[Dataset rows about figures]
* * * * * * * * *

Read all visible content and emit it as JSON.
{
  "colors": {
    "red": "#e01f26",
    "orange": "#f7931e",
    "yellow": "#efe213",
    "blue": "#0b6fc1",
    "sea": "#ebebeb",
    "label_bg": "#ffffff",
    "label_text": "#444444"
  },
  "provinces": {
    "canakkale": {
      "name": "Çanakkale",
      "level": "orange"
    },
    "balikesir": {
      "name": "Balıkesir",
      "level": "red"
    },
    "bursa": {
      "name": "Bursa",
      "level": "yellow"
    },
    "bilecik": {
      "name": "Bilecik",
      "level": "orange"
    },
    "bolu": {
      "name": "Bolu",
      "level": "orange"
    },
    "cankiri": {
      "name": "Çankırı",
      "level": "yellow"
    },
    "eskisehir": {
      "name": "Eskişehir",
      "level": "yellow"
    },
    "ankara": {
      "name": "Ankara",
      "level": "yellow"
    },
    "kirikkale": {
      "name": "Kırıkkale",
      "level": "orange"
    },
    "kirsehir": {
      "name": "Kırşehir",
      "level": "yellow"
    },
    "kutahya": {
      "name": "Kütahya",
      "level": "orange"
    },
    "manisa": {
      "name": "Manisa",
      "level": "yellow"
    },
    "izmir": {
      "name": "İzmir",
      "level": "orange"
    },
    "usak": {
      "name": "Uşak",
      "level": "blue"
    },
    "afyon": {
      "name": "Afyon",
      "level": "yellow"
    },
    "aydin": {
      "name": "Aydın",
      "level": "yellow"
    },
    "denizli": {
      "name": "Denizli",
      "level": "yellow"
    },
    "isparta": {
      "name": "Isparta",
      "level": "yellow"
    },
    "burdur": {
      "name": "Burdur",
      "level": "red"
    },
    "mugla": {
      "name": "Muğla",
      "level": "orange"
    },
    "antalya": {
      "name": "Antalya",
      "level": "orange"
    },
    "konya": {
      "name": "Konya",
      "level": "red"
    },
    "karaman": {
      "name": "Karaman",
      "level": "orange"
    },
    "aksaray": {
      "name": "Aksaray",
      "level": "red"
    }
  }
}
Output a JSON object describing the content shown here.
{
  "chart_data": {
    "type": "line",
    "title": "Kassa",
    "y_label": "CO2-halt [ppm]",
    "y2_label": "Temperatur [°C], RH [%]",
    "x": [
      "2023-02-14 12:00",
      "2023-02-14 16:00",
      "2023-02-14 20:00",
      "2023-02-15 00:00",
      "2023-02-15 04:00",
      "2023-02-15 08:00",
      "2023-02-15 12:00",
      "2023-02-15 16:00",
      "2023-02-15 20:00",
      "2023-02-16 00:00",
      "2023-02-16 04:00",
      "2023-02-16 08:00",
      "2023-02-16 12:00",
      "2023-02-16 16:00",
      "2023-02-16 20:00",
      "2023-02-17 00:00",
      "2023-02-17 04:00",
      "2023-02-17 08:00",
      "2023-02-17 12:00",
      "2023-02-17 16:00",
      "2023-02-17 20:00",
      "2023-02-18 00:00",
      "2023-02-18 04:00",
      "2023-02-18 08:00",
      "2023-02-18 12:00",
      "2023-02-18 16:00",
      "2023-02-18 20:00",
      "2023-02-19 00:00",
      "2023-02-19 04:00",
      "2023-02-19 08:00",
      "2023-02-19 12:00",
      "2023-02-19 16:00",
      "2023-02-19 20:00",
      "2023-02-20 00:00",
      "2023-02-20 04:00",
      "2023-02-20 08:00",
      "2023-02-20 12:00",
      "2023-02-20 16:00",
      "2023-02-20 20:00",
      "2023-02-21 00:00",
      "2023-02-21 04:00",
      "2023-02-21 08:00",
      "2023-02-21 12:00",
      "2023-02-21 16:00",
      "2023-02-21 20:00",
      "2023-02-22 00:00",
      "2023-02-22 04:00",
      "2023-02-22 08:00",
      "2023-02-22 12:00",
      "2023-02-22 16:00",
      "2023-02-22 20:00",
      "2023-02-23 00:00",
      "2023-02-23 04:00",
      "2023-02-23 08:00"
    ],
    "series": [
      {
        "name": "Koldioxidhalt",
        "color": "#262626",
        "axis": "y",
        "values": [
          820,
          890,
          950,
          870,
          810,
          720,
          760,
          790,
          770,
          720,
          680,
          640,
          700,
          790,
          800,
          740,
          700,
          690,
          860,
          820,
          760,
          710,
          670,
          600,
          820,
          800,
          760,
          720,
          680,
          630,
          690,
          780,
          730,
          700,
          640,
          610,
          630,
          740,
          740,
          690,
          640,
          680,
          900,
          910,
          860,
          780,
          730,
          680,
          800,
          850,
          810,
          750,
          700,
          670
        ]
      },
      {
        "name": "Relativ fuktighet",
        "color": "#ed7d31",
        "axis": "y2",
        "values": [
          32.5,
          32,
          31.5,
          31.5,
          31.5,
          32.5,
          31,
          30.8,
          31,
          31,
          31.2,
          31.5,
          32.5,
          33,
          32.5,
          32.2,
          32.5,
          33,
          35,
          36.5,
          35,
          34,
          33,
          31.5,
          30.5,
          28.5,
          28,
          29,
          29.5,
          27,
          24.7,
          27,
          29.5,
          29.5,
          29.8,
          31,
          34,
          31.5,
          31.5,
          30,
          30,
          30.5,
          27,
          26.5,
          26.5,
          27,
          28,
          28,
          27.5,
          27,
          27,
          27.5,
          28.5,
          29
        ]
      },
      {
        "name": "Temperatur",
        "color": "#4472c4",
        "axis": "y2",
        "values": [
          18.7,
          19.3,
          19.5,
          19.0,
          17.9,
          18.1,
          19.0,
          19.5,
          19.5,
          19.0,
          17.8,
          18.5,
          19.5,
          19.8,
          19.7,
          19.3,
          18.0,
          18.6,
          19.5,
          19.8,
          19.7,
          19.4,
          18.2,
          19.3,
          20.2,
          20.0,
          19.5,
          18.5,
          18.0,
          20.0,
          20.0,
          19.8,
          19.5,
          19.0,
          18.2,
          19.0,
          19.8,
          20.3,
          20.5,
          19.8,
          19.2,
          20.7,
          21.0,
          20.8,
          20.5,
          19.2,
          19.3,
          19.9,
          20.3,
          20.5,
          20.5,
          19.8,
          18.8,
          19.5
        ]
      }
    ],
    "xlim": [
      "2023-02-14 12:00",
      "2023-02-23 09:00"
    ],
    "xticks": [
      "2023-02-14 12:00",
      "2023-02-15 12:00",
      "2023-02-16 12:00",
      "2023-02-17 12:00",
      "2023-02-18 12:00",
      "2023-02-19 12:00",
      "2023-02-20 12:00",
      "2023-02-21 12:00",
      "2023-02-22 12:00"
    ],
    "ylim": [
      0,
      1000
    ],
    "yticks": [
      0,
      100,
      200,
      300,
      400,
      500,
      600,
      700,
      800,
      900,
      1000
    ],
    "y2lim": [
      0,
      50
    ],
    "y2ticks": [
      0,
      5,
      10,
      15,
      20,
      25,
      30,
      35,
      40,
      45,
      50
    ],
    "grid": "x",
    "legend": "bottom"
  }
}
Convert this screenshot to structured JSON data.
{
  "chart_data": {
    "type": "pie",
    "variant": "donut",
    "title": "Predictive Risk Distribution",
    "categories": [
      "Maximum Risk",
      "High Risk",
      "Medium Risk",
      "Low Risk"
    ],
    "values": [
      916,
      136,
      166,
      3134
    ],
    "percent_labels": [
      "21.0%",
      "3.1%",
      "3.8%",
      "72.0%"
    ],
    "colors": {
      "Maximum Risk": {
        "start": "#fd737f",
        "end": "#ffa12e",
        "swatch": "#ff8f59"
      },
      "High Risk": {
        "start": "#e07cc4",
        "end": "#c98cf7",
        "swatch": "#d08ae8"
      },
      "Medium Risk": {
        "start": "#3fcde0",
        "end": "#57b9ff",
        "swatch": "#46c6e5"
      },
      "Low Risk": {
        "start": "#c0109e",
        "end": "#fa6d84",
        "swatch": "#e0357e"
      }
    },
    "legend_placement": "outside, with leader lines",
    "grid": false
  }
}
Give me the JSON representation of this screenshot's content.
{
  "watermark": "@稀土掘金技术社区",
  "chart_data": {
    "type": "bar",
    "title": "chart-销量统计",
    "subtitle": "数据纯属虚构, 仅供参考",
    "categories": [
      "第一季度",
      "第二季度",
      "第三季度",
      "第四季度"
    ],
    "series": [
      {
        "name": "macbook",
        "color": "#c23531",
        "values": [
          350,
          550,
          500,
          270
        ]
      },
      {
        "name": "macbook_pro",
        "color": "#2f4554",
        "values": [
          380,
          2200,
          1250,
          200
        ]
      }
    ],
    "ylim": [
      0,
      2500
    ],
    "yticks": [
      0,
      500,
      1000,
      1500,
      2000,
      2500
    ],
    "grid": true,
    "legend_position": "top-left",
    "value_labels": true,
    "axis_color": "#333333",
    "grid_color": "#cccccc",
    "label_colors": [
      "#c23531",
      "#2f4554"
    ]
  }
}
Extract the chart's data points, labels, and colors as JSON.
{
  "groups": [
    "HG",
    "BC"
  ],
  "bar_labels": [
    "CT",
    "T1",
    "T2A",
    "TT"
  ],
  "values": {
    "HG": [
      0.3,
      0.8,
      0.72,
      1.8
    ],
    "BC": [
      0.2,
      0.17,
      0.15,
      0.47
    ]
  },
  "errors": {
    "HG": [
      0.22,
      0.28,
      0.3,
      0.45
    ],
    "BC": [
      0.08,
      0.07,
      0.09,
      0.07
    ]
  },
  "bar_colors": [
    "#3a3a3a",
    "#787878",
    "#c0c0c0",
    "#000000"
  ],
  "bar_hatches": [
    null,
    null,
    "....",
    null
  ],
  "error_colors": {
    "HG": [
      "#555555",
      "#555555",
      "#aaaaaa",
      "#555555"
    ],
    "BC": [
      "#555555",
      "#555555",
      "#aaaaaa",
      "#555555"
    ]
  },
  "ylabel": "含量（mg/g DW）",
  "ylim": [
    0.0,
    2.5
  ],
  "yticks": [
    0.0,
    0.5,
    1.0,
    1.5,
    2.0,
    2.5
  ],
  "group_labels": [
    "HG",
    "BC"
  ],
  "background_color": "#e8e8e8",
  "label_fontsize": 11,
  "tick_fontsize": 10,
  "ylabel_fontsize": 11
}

* * * * * * * * *

What is expected
Every line holding "this" should be copied out.

Solved exercise
Convert this screenshot to structured JSON data.
Give me the JSON representation of this screenshot's content.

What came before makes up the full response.